PROBLEM DESCRIPTION: Work out the number of lines containing "ylabel". Give that number alone.

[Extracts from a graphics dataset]
— BEGIN —

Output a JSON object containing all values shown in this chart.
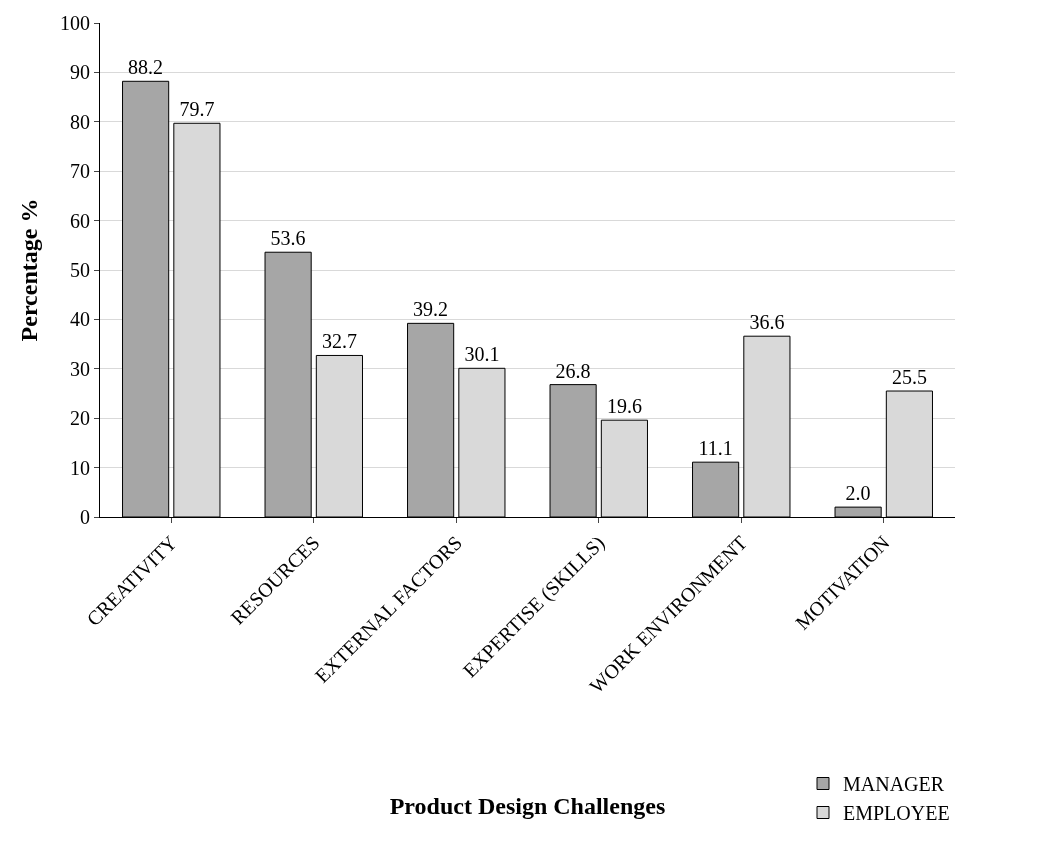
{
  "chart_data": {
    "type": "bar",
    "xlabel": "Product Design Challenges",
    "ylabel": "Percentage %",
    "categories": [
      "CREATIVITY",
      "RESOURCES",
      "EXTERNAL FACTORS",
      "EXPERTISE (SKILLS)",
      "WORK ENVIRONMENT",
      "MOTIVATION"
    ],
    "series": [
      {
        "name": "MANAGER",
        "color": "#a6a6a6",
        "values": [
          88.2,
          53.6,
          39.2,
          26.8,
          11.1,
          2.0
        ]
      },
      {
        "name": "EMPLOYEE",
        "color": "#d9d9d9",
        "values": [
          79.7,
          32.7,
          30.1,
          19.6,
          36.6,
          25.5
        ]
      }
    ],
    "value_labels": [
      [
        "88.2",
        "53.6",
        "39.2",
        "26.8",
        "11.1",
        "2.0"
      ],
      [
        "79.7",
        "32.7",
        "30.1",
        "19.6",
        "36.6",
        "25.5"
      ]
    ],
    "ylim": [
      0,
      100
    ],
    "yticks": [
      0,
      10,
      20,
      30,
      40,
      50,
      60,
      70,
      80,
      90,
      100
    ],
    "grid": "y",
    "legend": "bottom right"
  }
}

— END —
— BEGIN —

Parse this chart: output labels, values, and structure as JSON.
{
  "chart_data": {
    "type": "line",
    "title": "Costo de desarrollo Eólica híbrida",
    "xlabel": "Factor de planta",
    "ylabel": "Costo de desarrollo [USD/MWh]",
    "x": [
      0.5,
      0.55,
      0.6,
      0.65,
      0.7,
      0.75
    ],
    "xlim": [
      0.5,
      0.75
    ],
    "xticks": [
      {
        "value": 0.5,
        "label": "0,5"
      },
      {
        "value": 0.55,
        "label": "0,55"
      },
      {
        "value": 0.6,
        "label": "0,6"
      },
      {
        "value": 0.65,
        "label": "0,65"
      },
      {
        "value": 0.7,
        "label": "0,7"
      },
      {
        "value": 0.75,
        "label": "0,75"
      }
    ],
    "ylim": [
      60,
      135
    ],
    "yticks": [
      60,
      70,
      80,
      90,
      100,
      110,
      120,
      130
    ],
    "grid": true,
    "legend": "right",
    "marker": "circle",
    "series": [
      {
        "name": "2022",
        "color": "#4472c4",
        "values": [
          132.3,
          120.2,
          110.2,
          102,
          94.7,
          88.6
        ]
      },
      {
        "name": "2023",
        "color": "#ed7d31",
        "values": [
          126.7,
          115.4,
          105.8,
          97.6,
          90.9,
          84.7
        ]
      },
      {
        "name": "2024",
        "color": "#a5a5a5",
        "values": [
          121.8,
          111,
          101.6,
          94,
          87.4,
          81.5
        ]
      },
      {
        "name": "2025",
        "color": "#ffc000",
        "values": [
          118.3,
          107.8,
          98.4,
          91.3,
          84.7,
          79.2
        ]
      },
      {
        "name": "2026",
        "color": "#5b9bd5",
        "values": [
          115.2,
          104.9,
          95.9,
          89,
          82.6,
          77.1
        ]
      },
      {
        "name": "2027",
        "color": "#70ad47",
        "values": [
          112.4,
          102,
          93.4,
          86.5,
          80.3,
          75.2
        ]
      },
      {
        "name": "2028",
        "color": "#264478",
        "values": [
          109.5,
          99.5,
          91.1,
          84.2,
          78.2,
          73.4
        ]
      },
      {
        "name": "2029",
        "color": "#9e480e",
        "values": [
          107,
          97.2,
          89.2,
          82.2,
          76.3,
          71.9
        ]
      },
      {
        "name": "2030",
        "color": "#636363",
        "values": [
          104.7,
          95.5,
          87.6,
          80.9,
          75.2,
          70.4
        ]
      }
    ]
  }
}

— END —

TASK SOLUTION: 2